### GIVEN EXERCISE
All of the data needs to be repeated exactly.

### RECORDS PROVIDED
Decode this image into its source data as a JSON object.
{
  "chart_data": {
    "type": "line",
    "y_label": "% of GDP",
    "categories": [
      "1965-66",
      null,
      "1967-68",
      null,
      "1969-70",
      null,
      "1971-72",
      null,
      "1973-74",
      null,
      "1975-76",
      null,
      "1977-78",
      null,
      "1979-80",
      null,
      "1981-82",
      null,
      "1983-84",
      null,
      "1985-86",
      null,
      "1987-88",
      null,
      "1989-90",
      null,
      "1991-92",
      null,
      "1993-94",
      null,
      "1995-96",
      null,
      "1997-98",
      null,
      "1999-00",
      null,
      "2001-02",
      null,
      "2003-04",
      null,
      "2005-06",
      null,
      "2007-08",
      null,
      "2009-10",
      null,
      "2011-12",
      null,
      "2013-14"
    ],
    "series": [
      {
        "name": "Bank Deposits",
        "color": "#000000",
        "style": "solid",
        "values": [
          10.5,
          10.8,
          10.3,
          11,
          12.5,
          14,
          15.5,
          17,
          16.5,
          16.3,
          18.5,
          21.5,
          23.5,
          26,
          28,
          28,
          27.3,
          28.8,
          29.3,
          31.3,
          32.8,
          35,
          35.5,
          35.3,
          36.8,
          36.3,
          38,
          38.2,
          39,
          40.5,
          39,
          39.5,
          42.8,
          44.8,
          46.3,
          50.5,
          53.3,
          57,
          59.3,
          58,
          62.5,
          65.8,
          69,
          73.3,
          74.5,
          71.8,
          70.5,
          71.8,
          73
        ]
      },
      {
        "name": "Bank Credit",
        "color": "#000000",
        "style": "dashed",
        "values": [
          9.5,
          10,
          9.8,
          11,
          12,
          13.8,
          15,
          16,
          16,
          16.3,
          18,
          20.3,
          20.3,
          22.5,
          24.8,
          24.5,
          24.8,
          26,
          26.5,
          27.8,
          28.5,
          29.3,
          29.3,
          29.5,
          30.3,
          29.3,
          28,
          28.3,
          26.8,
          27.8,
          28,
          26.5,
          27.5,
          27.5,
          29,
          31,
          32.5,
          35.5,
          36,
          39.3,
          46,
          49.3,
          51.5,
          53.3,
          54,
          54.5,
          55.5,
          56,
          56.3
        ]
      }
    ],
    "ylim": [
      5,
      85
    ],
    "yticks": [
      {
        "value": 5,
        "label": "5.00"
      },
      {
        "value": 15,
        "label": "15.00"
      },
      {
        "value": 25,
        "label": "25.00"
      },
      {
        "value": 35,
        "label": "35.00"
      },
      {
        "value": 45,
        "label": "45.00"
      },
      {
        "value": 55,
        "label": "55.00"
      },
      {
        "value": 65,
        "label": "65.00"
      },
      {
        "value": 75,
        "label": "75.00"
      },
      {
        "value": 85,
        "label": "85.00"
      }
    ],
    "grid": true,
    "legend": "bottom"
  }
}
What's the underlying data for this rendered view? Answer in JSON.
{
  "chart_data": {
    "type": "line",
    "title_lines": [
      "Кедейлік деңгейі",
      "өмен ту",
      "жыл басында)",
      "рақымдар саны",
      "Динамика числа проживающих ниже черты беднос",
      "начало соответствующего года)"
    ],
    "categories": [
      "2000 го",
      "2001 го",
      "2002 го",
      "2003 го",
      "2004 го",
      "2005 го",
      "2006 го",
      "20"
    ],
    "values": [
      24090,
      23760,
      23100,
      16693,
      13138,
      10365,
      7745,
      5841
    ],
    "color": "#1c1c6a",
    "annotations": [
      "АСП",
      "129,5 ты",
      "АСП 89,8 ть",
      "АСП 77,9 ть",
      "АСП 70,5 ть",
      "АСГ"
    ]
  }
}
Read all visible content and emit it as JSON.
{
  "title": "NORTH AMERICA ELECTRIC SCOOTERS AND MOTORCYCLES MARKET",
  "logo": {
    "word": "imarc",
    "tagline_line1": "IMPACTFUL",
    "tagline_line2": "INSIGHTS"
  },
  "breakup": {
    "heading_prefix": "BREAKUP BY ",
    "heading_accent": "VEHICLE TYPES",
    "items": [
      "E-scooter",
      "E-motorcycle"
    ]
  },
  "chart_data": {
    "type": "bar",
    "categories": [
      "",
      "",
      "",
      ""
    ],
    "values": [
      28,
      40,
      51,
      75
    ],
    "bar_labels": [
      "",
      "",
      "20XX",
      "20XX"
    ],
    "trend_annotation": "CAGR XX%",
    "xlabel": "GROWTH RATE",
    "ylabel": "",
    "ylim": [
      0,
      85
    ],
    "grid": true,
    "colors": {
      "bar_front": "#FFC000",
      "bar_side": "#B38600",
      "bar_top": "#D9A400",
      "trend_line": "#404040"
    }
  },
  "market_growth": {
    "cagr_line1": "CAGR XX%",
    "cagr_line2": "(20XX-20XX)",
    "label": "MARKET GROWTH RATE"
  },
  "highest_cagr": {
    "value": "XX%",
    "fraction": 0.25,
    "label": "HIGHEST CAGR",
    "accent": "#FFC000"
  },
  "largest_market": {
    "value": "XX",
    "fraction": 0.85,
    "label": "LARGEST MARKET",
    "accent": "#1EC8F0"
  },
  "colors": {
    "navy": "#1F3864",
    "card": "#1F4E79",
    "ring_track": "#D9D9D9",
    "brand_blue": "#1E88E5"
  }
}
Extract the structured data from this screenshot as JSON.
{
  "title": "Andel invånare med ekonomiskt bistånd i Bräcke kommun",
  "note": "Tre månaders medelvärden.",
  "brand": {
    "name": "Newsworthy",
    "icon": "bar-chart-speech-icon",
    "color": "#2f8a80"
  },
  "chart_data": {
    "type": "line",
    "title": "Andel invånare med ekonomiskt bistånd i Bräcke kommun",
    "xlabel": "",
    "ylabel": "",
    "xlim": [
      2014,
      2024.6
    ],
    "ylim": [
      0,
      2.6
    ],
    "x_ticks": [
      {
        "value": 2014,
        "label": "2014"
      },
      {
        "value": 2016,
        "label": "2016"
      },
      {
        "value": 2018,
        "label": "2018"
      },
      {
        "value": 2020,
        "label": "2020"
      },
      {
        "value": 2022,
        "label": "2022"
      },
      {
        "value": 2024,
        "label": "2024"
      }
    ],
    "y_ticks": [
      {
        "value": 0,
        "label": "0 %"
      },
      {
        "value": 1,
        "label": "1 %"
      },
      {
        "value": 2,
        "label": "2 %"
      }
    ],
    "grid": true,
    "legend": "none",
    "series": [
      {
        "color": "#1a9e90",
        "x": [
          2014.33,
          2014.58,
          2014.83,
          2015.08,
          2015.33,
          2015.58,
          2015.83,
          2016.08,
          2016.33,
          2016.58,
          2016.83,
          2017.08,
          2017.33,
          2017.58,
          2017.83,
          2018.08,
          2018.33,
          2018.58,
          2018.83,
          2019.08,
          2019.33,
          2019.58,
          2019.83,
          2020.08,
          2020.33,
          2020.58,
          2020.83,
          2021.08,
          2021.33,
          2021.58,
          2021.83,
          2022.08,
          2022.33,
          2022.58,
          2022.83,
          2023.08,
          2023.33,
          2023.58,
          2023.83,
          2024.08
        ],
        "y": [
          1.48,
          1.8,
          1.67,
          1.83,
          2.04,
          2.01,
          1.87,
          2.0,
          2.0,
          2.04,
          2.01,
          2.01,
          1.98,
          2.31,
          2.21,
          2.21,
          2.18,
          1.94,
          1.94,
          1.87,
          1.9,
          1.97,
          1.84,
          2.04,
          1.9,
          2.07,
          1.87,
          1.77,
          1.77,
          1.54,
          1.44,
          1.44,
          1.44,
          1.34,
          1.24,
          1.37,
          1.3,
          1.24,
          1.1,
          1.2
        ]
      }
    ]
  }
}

### COMPLETED EXERCISE
Decode this image into its source data as a JSON object.
{
  "chart_data": {
    "type": "line",
    "y_label": "% of GDP",
    "categories": [
      "1965-66",
      null,
      "1967-68",
      null,
      "1969-70",
      null,
      "1971-72",
      null,
      "1973-74",
      null,
      "1975-76",
      null,
      "1977-78",
      null,
      "1979-80",
      null,
      "1981-82",
      null,
      "1983-84",
      null,
      "1985-86",
      null,
      "1987-88",
      null,
      "1989-90",
      null,
      "1991-92",
      null,
      "1993-94",
      null,
      "1995-96",
      null,
      "1997-98",
      null,
      "1999-00",
      null,
      "2001-02",
      null,
      "2003-04",
      null,
      "2005-06",
      null,
      "2007-08",
      null,
      "2009-10",
      null,
      "2011-12",
      null,
      "2013-14"
    ],
    "series": [
      {
        "name": "Bank Deposits",
        "color": "#000000",
        "style": "solid",
        "values": [
          10.5,
          10.8,
          10.3,
          11,
          12.5,
          14,
          15.5,
          17,
          16.5,
          16.3,
          18.5,
          21.5,
          23.5,
          26,
          28,
          28,
          27.3,
          28.8,
          29.3,
          31.3,
          32.8,
          35,
          35.5,
          35.3,
          36.8,
          36.3,
          38,
          38.2,
          39,
          40.5,
          39,
          39.5,
          42.8,
          44.8,
          46.3,
          50.5,
          53.3,
          57,
          59.3,
          58,
          62.5,
          65.8,
          69,
          73.3,
          74.5,
          71.8,
          70.5,
          71.8,
          73
        ]
      },
      {
        "name": "Bank Credit",
        "color": "#000000",
        "style": "dashed",
        "values": [
          9.5,
          10,
          9.8,
          11,
          12,
          13.8,
          15,
          16,
          16,
          16.3,
          18,
          20.3,
          20.3,
          22.5,
          24.8,
          24.5,
          24.8,
          26,
          26.5,
          27.8,
          28.5,
          29.3,
          29.3,
          29.5,
          30.3,
          29.3,
          28,
          28.3,
          26.8,
          27.8,
          28,
          26.5,
          27.5,
          27.5,
          29,
          31,
          32.5,
          35.5,
          36,
          39.3,
          46,
          49.3,
          51.5,
          53.3,
          54,
          54.5,
          55.5,
          56,
          56.3
        ]
      }
    ],
    "ylim": [
      5,
      85
    ],
    "yticks": [
      {
        "value": 5,
        "label": "5.00"
      },
      {
        "value": 15,
        "label": "15.00"
      },
      {
        "value": 25,
        "label": "25.00"
      },
      {
        "value": 35,
        "label": "35.00"
      },
      {
        "value": 45,
        "label": "45.00"
      },
      {
        "value": 55,
        "label": "55.00"
      },
      {
        "value": 65,
        "label": "65.00"
      },
      {
        "value": 75,
        "label": "75.00"
      },
      {
        "value": 85,
        "label": "85.00"
      }
    ],
    "grid": true,
    "legend": "bottom"
  }
}
What's the underlying data for this rendered view? Answer in JSON.
{
  "chart_data": {
    "type": "line",
    "title_lines": [
      "Кедейлік деңгейі",
      "өмен ту",
      "жыл басында)",
      "рақымдар саны",
      "Динамика числа проживающих ниже черты беднос",
      "начало соответствующего года)"
    ],
    "categories": [
      "2000 го",
      "2001 го",
      "2002 го",
      "2003 го",
      "2004 го",
      "2005 го",
      "2006 го",
      "20"
    ],
    "values": [
      24090,
      23760,
      23100,
      16693,
      13138,
      10365,
      7745,
      5841
    ],
    "color": "#1c1c6a",
    "annotations": [
      "АСП",
      "129,5 ты",
      "АСП 89,8 ть",
      "АСП 77,9 ть",
      "АСП 70,5 ть",
      "АСГ"
    ]
  }
}
Read all visible content and emit it as JSON.
{
  "title": "NORTH AMERICA ELECTRIC SCOOTERS AND MOTORCYCLES MARKET",
  "logo": {
    "word": "imarc",
    "tagline_line1": "IMPACTFUL",
    "tagline_line2": "INSIGHTS"
  },
  "breakup": {
    "heading_prefix": "BREAKUP BY ",
    "heading_accent": "VEHICLE TYPES",
    "items": [
      "E-scooter",
      "E-motorcycle"
    ]
  },
  "chart_data": {
    "type": "bar",
    "categories": [
      "",
      "",
      "",
      ""
    ],
    "values": [
      28,
      40,
      51,
      75
    ],
    "bar_labels": [
      "",
      "",
      "20XX",
      "20XX"
    ],
    "trend_annotation": "CAGR XX%",
    "xlabel": "GROWTH RATE",
    "ylabel": "",
    "ylim": [
      0,
      85
    ],
    "grid": true,
    "colors": {
      "bar_front": "#FFC000",
      "bar_side": "#B38600",
      "bar_top": "#D9A400",
      "trend_line": "#404040"
    }
  },
  "market_growth": {
    "cagr_line1": "CAGR XX%",
    "cagr_line2": "(20XX-20XX)",
    "label": "MARKET GROWTH RATE"
  },
  "highest_cagr": {
    "value": "XX%",
    "fraction": 0.25,
    "label": "HIGHEST CAGR",
    "accent": "#FFC000"
  },
  "largest_market": {
    "value": "XX",
    "fraction": 0.85,
    "label": "LARGEST MARKET",
    "accent": "#1EC8F0"
  },
  "colors": {
    "navy": "#1F3864",
    "card": "#1F4E79",
    "ring_track": "#D9D9D9",
    "brand_blue": "#1E88E5"
  }
}
Extract the structured data from this screenshot as JSON.
{
  "title": "Andel invånare med ekonomiskt bistånd i Bräcke kommun",
  "note": "Tre månaders medelvärden.",
  "brand": {
    "name": "Newsworthy",
    "icon": "bar-chart-speech-icon",
    "color": "#2f8a80"
  },
  "chart_data": {
    "type": "line",
    "title": "Andel invånare med ekonomiskt bistånd i Bräcke kommun",
    "xlabel": "",
    "ylabel": "",
    "xlim": [
      2014,
      2024.6
    ],
    "ylim": [
      0,
      2.6
    ],
    "x_ticks": [
      {
        "value": 2014,
        "label": "2014"
      },
      {
        "value": 2016,
        "label": "2016"
      },
      {
        "value": 2018,
        "label": "2018"
      },
      {
        "value": 2020,
        "label": "2020"
      },
      {
        "value": 2022,
        "label": "2022"
      },
      {
        "value": 2024,
        "label": "2024"
      }
    ],
    "y_ticks": [
      {
        "value": 0,
        "label": "0 %"
      },
      {
        "value": 1,
        "label": "1 %"
      },
      {
        "value": 2,
        "label": "2 %"
      }
    ],
    "grid": true,
    "legend": "none",
    "series": [
      {
        "color": "#1a9e90",
        "x": [
          2014.33,
          2014.58,
          2014.83,
          2015.08,
          2015.33,
          2015.58,
          2015.83,
          2016.08,
          2016.33,
          2016.58,
          2016.83,
          2017.08,
          2017.33,
          2017.58,
          2017.83,
          2018.08,
          2018.33,
          2018.58,
          2018.83,
          2019.08,
          2019.33,
          2019.58,
          2019.83,
          2020.08,
          2020.33,
          2020.58,
          2020.83,
          2021.08,
          2021.33,
          2021.58,
          2021.83,
          2022.08,
          2022.33,
          2022.58,
          2022.83,
          2023.08,
          2023.33,
          2023.58,
          2023.83,
          2024.08
        ],
        "y": [
          1.48,
          1.8,
          1.67,
          1.83,
          2.04,
          2.01,
          1.87,
          2.0,
          2.0,
          2.04,
          2.01,
          2.01,
          1.98,
          2.31,
          2.21,
          2.21,
          2.18,
          1.94,
          1.94,
          1.87,
          1.9,
          1.97,
          1.84,
          2.04,
          1.9,
          2.07,
          1.87,
          1.77,
          1.77,
          1.54,
          1.44,
          1.44,
          1.44,
          1.34,
          1.24,
          1.37,
          1.3,
          1.24,
          1.1,
          1.2
        ]
      }
    ]
  }
}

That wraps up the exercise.